Stored items:
+ + + + +

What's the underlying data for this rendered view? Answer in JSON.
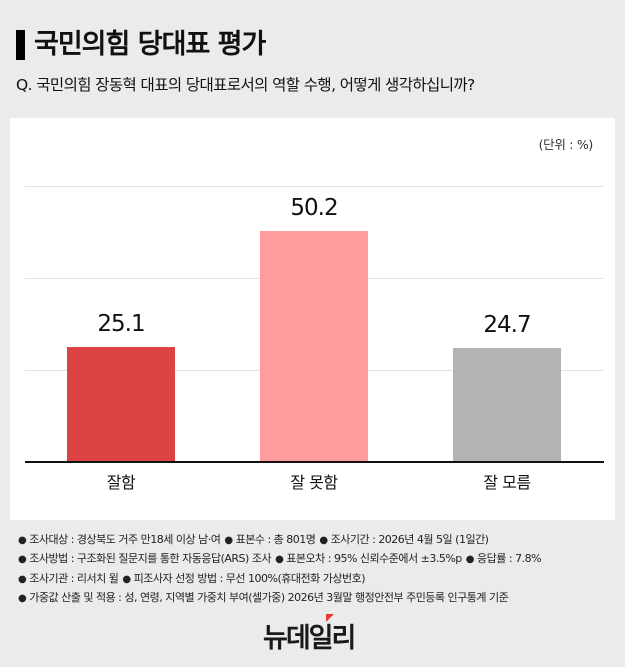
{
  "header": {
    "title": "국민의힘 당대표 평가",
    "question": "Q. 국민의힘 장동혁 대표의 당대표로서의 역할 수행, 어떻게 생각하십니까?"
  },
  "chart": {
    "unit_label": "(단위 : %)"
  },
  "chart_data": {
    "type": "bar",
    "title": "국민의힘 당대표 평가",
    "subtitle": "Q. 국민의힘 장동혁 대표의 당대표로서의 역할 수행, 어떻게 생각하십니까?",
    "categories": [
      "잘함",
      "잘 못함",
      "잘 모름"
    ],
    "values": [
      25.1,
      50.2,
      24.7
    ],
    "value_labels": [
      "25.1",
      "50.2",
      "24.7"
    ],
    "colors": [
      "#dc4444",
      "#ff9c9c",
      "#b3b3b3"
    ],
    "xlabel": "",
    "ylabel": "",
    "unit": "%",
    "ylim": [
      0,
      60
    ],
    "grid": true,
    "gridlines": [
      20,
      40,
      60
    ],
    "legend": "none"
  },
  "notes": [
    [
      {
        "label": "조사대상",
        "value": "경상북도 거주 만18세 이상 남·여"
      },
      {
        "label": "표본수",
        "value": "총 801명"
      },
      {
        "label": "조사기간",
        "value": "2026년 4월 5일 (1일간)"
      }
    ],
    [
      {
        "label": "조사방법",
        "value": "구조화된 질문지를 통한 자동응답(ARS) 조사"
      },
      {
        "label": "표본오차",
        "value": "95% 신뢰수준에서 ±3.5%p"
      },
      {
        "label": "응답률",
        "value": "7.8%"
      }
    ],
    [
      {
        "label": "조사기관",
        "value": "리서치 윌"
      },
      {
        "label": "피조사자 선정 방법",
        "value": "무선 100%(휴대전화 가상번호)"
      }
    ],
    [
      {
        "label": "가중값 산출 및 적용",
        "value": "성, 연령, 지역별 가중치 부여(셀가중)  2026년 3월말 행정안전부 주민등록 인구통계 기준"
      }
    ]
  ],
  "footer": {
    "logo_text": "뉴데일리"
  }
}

+ + + + +

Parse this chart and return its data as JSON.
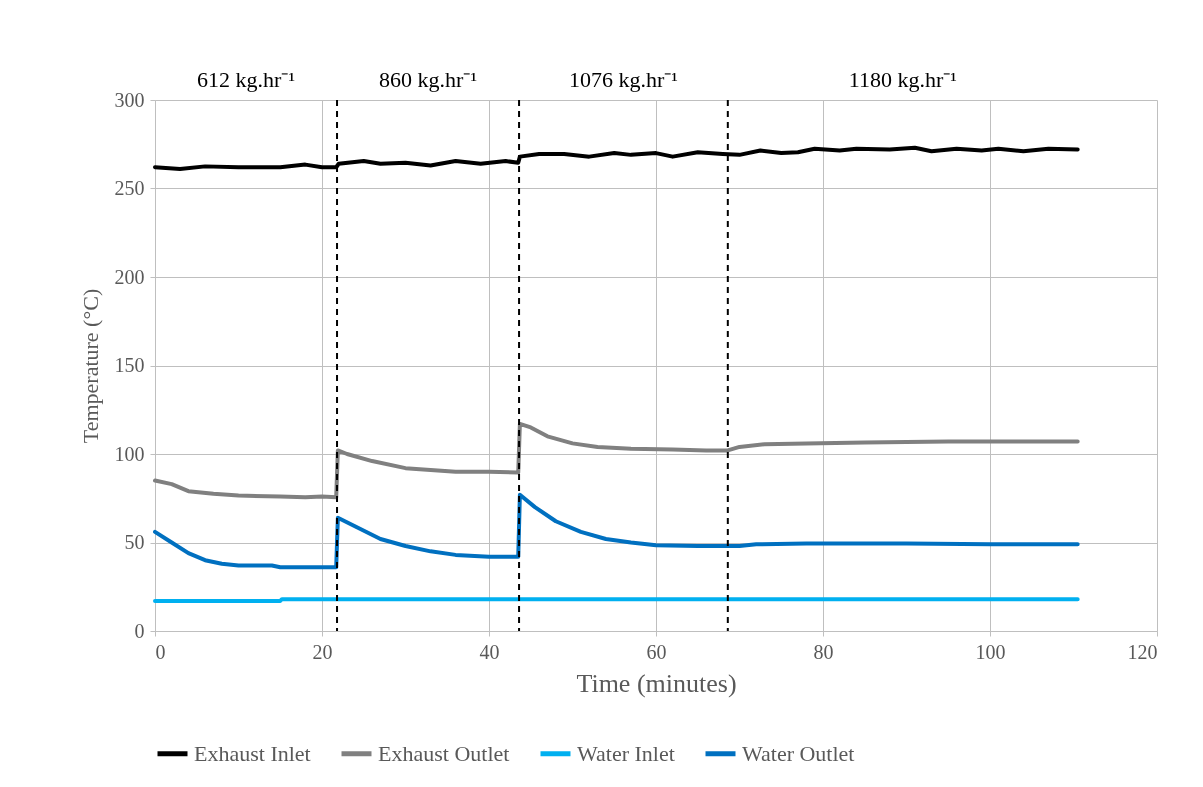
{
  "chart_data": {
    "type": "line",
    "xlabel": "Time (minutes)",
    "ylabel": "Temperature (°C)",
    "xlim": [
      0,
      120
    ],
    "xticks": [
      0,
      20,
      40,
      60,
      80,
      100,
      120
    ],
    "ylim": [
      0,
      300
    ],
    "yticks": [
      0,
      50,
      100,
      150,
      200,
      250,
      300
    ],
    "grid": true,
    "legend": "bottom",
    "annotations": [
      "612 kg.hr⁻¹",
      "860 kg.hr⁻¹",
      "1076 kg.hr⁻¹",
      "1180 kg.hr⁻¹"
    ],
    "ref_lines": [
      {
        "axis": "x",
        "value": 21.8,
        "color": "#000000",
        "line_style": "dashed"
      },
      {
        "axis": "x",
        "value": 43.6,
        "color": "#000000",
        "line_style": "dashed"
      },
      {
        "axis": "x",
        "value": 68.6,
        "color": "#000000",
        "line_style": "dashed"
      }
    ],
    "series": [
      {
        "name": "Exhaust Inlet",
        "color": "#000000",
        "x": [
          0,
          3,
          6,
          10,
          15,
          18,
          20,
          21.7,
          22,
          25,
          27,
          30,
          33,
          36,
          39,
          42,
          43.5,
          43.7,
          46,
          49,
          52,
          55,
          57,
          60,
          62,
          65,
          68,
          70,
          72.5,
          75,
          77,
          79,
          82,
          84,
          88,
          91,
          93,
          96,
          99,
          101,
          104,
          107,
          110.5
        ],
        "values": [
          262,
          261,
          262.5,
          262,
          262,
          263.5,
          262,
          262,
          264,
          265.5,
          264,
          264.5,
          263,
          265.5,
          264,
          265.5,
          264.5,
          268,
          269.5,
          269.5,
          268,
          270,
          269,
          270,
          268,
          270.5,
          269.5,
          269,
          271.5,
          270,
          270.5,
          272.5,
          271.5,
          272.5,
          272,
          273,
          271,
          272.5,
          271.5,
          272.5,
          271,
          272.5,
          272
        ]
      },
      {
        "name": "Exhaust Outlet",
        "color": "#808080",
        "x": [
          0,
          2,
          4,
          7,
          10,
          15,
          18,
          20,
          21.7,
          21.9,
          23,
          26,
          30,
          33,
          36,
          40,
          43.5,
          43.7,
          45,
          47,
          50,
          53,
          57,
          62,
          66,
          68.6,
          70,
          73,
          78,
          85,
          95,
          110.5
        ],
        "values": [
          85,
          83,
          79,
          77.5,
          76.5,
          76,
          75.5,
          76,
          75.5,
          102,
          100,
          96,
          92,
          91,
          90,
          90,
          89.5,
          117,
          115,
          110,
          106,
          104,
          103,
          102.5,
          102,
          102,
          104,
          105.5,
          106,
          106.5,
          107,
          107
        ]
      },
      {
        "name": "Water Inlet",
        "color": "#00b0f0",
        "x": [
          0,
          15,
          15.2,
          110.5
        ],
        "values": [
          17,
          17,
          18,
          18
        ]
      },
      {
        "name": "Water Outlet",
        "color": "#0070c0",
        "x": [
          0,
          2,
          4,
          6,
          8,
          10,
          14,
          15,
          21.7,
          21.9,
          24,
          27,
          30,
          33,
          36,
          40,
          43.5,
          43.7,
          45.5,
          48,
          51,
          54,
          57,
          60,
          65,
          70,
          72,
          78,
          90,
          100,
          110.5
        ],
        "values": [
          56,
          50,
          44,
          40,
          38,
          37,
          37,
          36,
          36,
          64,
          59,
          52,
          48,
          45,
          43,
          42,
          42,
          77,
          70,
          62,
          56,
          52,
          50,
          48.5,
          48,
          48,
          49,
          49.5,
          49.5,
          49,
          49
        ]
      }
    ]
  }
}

+ + + + +

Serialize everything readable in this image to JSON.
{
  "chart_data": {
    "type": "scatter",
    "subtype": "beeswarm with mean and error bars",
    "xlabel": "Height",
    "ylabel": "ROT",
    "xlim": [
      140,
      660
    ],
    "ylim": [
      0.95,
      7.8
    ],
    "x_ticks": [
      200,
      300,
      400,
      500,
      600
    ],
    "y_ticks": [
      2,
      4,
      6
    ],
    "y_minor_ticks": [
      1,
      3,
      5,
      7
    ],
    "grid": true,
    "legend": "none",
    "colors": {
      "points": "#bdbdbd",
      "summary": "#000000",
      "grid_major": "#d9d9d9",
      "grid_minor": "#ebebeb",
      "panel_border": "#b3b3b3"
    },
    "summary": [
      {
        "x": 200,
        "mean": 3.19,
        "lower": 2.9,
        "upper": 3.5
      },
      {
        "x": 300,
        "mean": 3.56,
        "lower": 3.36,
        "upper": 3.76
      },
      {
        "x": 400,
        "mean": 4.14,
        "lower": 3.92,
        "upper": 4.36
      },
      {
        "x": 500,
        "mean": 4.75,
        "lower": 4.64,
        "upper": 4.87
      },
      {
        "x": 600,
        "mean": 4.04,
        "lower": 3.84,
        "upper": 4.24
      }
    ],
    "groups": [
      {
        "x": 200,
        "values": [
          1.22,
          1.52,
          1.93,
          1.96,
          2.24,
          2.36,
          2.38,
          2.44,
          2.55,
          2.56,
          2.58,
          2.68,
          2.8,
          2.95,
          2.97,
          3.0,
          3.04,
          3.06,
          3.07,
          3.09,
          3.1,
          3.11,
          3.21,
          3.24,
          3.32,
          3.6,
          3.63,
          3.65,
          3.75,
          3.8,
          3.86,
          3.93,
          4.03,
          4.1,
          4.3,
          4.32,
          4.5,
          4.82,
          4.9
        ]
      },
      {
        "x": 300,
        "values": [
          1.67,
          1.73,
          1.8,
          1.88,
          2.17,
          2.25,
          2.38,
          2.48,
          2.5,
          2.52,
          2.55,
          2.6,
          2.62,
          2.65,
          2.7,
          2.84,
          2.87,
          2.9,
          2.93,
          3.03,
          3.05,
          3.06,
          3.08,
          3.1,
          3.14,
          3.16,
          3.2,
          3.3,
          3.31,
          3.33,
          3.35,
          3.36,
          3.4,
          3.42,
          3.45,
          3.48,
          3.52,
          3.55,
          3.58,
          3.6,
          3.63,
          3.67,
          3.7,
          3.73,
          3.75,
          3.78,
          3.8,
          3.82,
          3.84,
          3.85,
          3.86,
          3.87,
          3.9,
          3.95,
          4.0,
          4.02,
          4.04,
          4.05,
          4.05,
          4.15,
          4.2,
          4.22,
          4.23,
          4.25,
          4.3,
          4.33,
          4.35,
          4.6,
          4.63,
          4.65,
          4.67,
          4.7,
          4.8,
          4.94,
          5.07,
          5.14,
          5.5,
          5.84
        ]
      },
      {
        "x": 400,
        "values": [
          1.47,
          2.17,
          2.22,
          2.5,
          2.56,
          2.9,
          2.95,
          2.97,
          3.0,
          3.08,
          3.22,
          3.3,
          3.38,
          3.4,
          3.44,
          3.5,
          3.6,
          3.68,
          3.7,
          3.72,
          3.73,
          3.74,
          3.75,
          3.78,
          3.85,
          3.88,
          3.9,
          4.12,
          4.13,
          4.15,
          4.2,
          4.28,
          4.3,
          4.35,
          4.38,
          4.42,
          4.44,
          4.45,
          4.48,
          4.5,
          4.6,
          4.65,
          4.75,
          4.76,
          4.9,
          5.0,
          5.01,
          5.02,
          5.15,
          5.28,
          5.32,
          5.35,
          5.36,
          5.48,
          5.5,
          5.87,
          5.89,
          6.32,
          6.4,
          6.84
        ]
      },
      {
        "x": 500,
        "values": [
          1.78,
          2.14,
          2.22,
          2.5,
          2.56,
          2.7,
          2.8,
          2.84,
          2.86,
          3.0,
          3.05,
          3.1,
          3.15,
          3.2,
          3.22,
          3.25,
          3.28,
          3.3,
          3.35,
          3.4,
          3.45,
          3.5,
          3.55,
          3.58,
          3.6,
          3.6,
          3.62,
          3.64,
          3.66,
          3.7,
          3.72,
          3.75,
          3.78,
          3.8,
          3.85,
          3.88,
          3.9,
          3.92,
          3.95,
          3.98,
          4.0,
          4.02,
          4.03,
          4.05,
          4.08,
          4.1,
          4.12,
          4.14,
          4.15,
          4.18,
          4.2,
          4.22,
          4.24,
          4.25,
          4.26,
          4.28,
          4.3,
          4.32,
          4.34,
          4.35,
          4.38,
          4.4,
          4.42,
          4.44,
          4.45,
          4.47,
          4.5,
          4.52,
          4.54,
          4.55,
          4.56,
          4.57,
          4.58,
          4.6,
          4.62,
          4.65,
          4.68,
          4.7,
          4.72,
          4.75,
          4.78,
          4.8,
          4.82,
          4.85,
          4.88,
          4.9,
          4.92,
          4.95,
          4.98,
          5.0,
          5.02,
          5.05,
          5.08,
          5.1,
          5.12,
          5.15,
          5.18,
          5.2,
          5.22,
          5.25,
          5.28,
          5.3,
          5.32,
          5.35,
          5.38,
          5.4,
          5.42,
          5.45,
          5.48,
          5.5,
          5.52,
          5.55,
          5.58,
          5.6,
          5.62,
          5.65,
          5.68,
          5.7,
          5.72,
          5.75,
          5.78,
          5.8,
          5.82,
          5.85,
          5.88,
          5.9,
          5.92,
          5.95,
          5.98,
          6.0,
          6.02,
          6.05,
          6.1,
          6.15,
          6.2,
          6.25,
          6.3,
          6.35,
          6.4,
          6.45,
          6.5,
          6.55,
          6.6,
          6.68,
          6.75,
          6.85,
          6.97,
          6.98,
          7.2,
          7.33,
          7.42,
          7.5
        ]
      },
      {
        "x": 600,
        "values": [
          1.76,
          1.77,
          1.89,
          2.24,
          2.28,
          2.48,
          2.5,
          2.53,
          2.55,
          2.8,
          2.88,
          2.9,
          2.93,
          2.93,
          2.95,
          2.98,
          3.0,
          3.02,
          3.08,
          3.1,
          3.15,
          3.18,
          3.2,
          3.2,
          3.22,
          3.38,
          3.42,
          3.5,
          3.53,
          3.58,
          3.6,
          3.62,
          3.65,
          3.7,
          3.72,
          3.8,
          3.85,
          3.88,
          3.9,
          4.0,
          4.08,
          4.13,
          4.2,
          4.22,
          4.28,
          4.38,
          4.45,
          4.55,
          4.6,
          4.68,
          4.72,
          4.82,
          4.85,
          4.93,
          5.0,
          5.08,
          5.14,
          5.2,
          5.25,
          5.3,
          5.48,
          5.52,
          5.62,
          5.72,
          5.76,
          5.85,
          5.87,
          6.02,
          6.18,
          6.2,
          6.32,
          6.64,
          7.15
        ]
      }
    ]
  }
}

+ + + + +

Task: Lines holding the word "upper" in the entries above are the ones to pull out. Copy them all.

Response:
        "upper": 3.5
        "upper": 3.76
        "upper": 4.36
        "upper": 4.87
        "upper": 4.24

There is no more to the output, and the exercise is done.